* Start Entries supplied *

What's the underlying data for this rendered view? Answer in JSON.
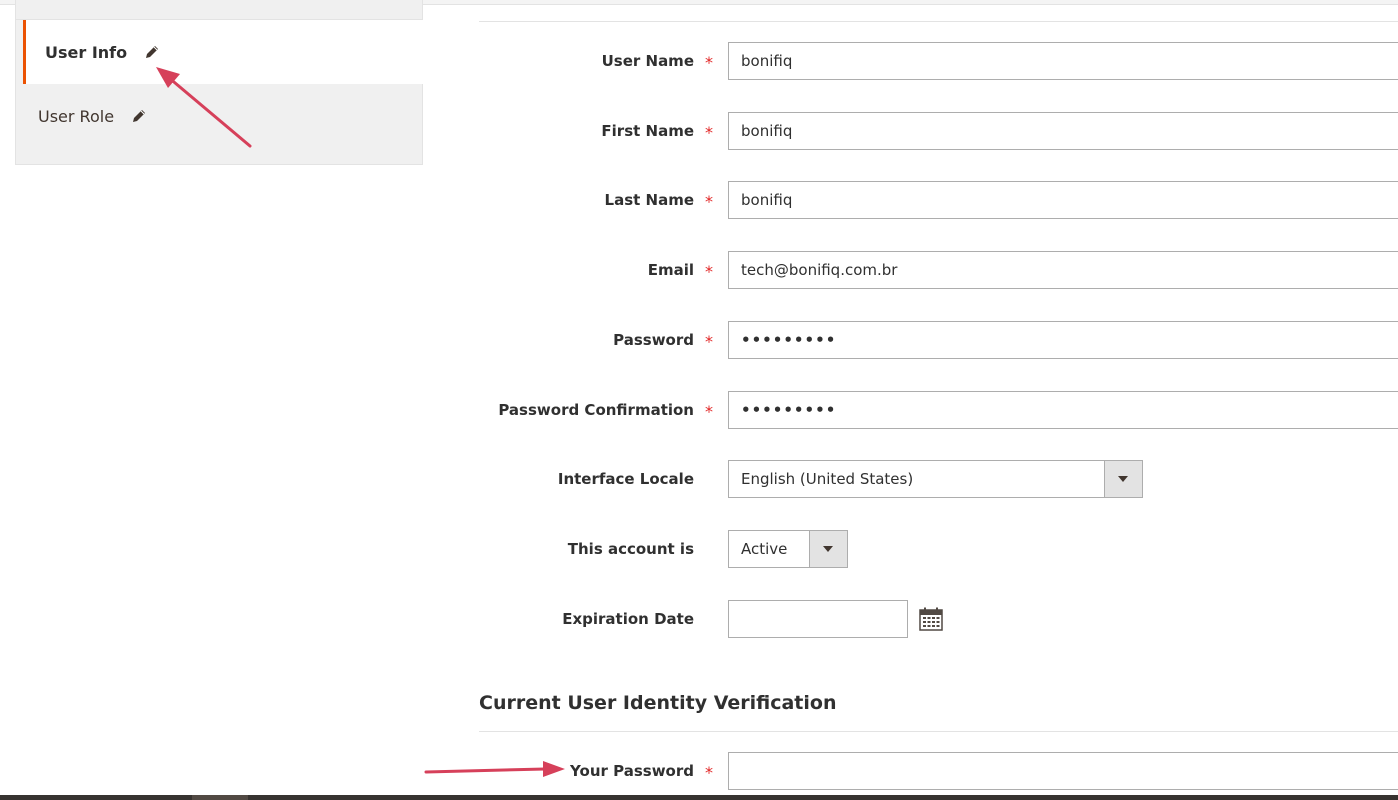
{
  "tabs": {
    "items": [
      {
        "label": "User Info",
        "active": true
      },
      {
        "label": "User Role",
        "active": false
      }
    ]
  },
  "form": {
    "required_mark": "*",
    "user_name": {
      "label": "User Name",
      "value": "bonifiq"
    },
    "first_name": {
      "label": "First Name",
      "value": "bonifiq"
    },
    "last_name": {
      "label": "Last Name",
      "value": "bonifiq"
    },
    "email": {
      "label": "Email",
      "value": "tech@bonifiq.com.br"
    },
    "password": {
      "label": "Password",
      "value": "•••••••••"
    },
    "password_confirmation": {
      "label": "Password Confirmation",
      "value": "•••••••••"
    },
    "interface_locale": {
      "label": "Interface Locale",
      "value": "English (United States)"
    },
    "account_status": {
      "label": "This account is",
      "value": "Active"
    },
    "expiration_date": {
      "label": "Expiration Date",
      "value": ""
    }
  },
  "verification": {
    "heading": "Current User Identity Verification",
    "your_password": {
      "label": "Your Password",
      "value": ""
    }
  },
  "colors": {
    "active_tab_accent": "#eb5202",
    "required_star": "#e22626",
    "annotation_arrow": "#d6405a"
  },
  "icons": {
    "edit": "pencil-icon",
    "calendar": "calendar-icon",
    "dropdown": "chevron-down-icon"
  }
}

* End Entries supplied *
* Start Entries supplied *

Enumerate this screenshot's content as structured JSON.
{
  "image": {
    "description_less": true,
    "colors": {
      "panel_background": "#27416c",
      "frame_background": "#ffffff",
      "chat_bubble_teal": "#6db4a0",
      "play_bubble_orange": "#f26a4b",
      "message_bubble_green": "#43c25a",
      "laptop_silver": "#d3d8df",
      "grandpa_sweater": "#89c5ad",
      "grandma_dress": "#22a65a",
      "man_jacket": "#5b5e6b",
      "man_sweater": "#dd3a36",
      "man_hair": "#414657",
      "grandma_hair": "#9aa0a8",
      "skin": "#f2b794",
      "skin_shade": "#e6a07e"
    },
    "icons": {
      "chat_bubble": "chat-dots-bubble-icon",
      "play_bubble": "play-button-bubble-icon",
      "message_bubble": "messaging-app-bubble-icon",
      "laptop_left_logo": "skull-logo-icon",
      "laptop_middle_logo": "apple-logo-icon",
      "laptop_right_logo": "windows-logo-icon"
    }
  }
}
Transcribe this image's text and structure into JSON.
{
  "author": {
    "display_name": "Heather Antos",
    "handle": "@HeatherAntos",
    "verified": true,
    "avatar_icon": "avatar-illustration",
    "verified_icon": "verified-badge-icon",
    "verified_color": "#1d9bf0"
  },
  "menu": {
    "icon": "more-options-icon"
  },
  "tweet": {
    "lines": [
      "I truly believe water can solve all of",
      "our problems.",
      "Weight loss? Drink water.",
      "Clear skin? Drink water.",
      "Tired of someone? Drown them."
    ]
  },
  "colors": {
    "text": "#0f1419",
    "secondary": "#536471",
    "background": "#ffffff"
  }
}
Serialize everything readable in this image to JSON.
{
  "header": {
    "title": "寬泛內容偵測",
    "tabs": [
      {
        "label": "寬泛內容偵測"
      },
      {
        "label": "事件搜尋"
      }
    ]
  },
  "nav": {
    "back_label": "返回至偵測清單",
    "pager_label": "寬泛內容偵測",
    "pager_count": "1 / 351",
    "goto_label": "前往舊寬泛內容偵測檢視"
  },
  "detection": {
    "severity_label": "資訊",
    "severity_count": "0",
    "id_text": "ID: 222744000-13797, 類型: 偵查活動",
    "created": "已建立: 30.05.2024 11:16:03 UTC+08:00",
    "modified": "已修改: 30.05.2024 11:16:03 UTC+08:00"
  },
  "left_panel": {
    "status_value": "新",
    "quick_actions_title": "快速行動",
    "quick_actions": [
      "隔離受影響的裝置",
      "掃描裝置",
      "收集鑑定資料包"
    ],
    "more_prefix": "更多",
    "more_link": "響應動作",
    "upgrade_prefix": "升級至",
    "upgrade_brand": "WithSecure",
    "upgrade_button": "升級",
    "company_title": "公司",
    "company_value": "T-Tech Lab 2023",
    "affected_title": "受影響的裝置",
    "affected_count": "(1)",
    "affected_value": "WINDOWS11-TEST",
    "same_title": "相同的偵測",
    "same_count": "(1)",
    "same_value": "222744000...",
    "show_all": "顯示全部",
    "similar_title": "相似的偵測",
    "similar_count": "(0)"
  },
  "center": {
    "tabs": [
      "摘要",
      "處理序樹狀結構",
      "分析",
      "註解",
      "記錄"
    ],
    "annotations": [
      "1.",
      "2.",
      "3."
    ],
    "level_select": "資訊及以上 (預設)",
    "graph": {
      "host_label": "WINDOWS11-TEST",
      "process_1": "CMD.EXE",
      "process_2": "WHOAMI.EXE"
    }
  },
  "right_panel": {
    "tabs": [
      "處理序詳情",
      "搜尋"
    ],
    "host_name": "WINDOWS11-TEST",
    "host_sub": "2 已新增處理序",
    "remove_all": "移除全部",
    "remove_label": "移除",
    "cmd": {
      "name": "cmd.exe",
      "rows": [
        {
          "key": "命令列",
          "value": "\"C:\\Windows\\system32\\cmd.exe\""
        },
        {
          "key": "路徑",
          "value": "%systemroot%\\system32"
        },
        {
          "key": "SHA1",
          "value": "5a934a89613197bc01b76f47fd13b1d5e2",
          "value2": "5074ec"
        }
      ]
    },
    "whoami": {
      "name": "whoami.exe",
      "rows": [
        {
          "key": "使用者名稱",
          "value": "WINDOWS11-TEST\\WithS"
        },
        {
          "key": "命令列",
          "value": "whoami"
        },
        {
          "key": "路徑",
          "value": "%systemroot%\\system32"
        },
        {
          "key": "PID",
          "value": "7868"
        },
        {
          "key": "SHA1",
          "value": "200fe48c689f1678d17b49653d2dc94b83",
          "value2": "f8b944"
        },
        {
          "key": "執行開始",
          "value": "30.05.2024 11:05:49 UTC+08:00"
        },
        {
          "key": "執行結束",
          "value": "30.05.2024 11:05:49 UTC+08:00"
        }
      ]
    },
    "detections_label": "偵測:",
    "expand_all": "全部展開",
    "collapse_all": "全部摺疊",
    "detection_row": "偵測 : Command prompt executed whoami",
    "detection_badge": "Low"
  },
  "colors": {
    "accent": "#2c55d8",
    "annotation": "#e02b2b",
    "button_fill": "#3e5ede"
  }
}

* End Entries supplied *

#### Written request
Identify the lines that contain the string "logo", and copy every one of them.

#### Solution for this problem
      "laptop_left_logo": "skull-logo-icon",
      "laptop_middle_logo": "apple-logo-icon",
      "laptop_right_logo": "windows-logo-icon"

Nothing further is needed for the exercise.